Work through the data line by line, gathering every line that has the word "screenshot".

++++ DATA FOR PROCESSING ++++

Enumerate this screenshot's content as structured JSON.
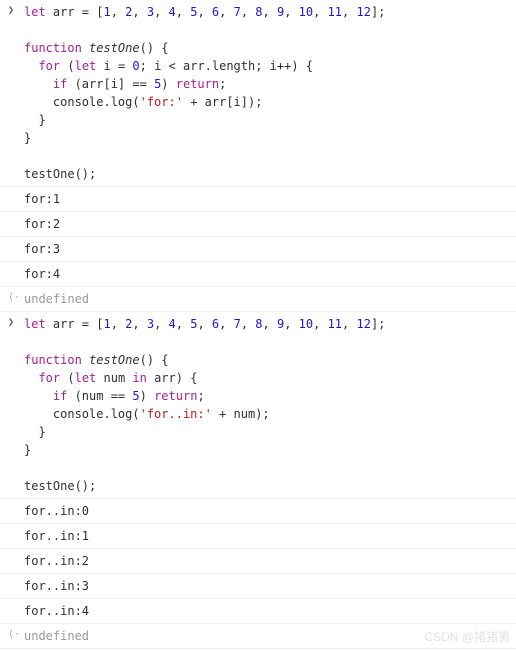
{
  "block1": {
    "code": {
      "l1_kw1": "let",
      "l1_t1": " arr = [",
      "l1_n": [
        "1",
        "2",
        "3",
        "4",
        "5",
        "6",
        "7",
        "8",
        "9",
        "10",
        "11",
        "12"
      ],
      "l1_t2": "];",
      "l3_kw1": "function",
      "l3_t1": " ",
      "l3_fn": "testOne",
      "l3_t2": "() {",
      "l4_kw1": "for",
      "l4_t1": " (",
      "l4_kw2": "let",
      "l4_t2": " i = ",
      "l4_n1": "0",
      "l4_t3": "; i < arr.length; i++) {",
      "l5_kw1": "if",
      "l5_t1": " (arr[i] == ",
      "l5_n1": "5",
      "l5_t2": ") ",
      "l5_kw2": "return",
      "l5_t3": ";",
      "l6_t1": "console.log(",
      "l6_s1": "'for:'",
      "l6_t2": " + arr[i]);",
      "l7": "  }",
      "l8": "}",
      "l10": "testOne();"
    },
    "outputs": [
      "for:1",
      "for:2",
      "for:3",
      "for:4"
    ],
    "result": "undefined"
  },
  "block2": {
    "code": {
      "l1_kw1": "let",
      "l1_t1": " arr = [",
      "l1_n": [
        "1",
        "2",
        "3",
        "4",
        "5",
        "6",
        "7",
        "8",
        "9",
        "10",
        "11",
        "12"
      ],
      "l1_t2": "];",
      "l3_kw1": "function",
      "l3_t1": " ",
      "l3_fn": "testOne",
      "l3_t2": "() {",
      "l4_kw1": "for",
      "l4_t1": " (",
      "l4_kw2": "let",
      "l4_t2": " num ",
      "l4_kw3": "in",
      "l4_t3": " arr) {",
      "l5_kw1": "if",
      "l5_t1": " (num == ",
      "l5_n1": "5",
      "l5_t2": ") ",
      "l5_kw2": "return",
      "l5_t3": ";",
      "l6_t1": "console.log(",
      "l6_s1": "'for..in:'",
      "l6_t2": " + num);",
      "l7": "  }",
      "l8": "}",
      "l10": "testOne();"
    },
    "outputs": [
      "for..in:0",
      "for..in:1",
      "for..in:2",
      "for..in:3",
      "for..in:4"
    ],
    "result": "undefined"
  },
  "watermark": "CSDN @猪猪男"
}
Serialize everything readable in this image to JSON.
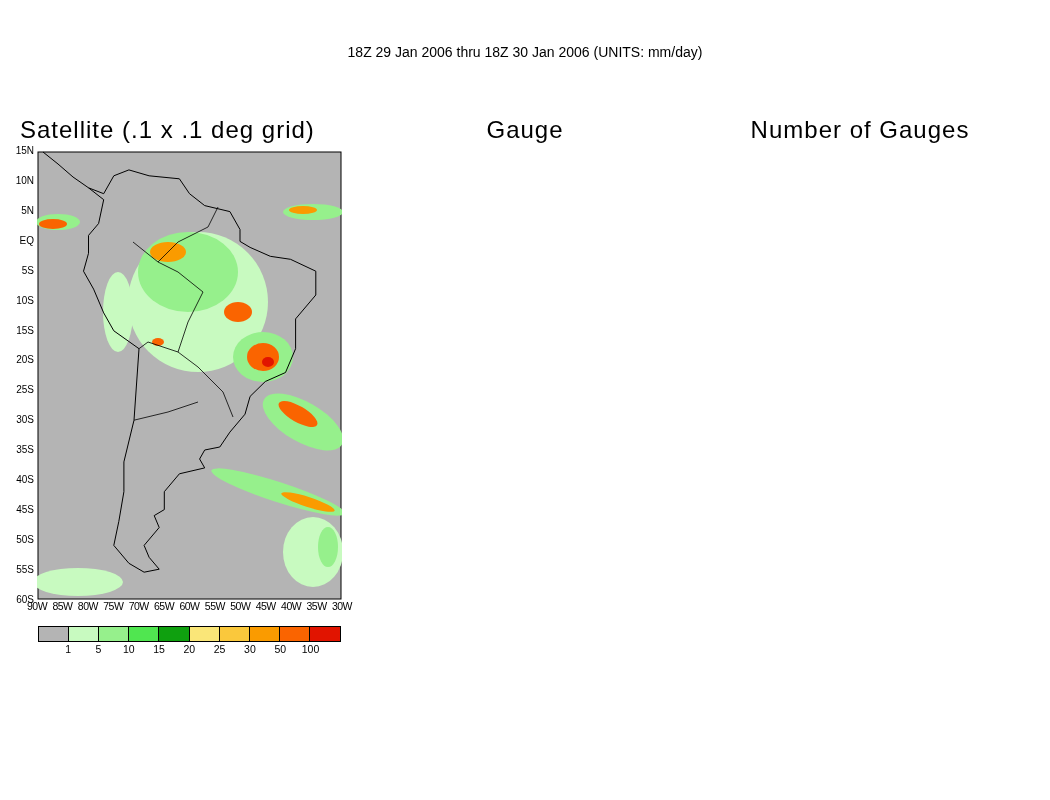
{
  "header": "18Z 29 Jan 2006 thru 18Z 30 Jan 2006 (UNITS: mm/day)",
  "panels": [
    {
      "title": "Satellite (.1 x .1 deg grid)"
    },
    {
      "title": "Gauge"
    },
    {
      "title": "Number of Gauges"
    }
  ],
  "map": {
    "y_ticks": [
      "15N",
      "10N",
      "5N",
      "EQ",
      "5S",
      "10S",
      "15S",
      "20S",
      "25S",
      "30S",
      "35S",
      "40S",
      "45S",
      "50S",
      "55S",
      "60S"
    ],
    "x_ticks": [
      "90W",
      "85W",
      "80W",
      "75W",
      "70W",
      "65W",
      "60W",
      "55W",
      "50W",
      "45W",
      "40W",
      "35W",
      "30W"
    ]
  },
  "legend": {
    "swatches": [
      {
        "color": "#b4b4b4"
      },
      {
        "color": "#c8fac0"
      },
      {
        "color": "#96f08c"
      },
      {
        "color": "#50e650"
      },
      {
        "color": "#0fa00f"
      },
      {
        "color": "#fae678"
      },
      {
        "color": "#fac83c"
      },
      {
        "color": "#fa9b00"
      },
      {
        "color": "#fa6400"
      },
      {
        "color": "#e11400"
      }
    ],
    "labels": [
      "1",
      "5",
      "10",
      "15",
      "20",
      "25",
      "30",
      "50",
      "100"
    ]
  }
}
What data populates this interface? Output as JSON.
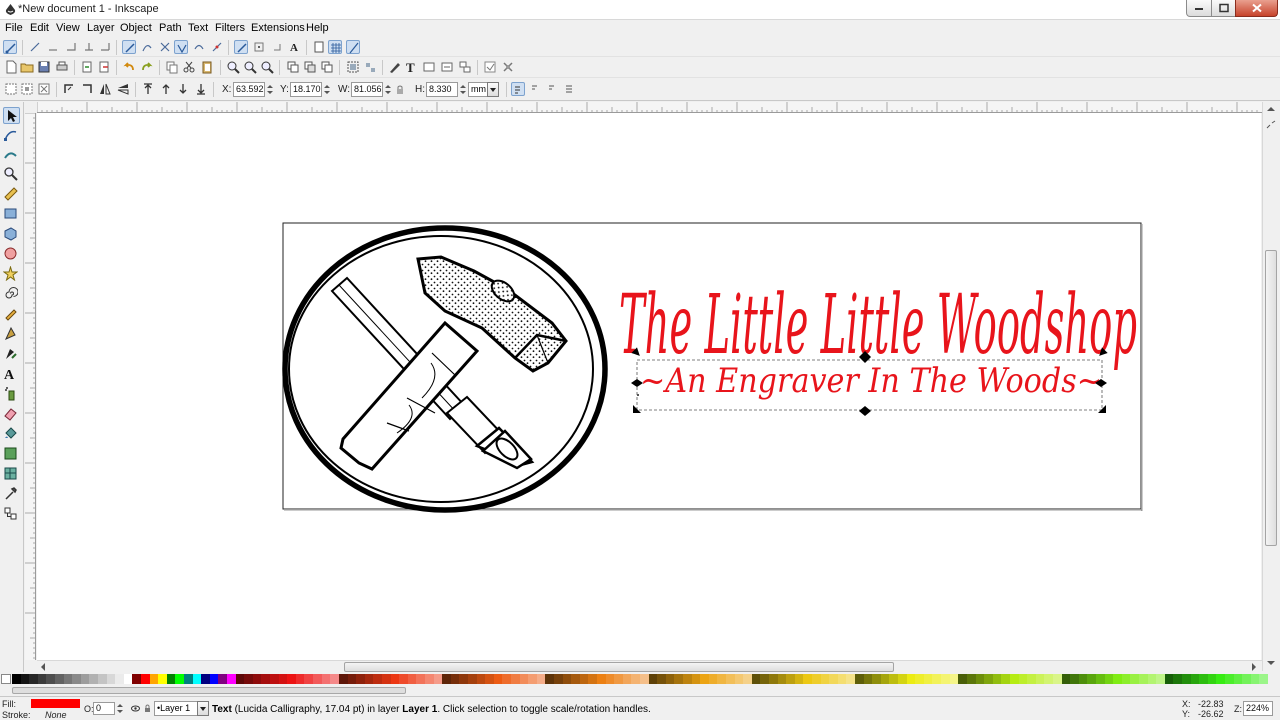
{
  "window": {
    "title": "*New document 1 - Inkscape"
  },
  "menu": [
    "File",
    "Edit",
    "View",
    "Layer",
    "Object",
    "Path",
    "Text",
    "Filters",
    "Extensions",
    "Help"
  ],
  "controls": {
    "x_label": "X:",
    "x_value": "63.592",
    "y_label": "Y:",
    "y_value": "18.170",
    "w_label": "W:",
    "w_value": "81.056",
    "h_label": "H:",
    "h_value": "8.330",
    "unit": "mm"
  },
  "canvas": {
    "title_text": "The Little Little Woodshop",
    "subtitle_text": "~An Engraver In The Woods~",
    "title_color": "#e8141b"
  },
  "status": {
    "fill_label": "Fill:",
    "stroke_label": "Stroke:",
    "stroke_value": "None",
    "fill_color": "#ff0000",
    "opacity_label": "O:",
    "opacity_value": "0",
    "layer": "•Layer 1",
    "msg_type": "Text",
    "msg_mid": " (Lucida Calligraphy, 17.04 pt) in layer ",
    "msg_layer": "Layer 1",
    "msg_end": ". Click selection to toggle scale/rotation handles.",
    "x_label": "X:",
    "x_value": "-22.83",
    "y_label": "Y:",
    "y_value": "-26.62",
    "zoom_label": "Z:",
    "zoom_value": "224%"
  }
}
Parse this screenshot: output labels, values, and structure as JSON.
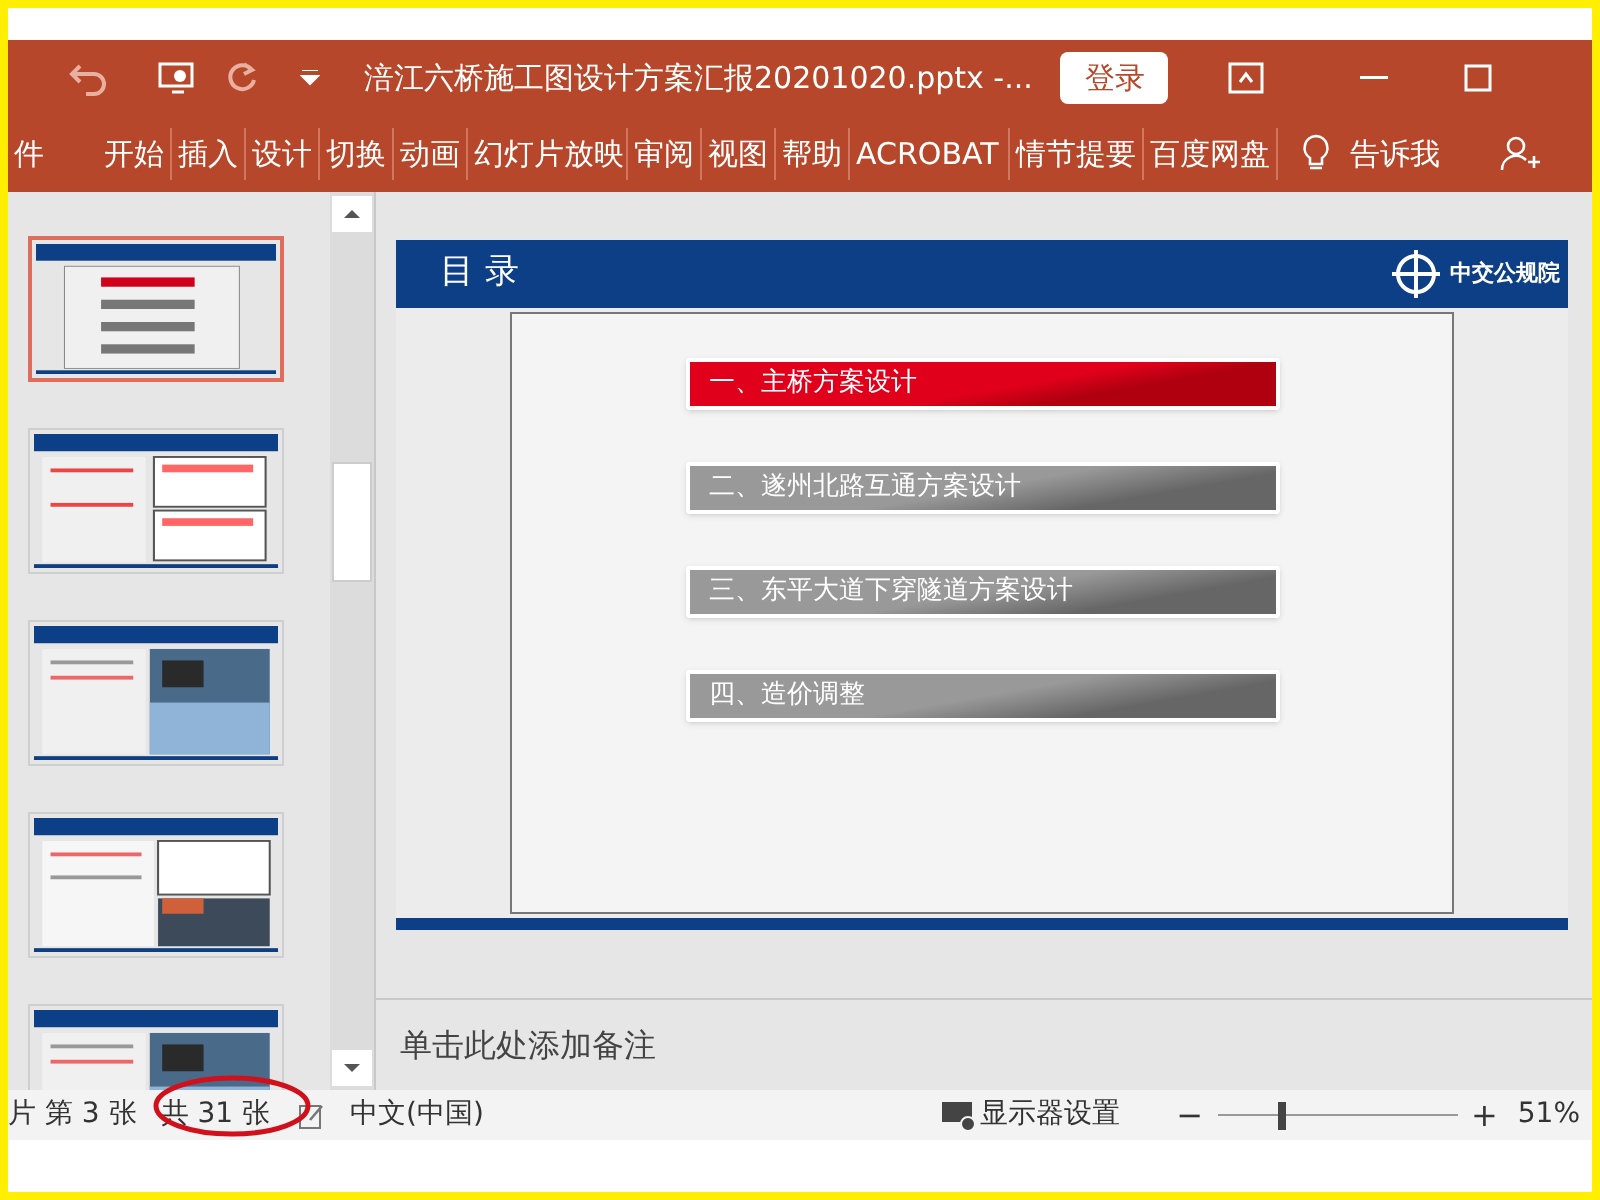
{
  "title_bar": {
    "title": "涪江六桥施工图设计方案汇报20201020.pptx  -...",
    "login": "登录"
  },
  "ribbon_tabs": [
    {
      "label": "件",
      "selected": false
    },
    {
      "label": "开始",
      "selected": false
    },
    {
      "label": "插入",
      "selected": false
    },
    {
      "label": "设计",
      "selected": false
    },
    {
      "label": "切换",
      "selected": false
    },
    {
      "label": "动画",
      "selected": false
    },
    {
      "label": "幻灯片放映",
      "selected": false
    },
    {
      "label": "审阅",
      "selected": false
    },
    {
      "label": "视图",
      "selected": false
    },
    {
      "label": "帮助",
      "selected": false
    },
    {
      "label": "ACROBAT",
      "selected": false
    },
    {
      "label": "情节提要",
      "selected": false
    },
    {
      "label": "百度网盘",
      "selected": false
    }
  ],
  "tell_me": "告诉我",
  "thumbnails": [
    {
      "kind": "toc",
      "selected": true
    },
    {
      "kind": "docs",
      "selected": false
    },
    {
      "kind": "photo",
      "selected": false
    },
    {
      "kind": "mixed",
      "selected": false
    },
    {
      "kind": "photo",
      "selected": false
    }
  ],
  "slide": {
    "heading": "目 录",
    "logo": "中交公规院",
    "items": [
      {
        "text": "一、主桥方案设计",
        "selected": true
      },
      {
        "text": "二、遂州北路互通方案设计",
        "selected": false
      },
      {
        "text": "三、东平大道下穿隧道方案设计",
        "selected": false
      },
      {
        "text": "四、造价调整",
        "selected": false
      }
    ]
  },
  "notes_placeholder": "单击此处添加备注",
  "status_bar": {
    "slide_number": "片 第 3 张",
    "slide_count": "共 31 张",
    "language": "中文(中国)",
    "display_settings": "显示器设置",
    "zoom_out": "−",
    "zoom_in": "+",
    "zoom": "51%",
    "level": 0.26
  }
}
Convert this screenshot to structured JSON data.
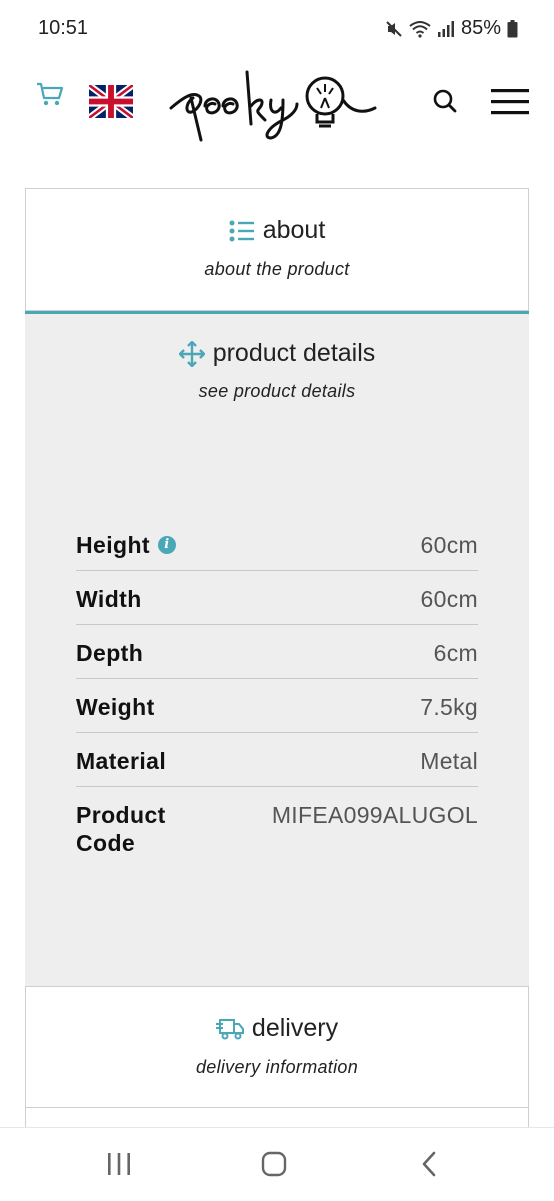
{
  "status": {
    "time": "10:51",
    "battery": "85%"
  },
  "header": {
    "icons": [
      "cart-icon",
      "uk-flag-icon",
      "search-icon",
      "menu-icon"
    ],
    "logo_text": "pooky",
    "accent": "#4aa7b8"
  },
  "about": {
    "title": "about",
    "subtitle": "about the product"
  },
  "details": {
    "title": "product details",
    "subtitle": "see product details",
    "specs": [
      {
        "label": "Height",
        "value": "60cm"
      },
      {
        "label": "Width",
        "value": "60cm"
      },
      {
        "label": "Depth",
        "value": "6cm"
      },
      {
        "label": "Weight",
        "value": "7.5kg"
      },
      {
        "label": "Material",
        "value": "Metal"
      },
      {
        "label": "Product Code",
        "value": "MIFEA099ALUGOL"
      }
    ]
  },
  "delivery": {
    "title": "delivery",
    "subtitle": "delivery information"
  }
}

++++

# [ANSWER TO THIS PROBLEM]
Enumerate this screenshot's content as structured JSON.
Parse this screenshot: output labels, values, and structure as JSON.
Convert this screenshot to structured JSON data.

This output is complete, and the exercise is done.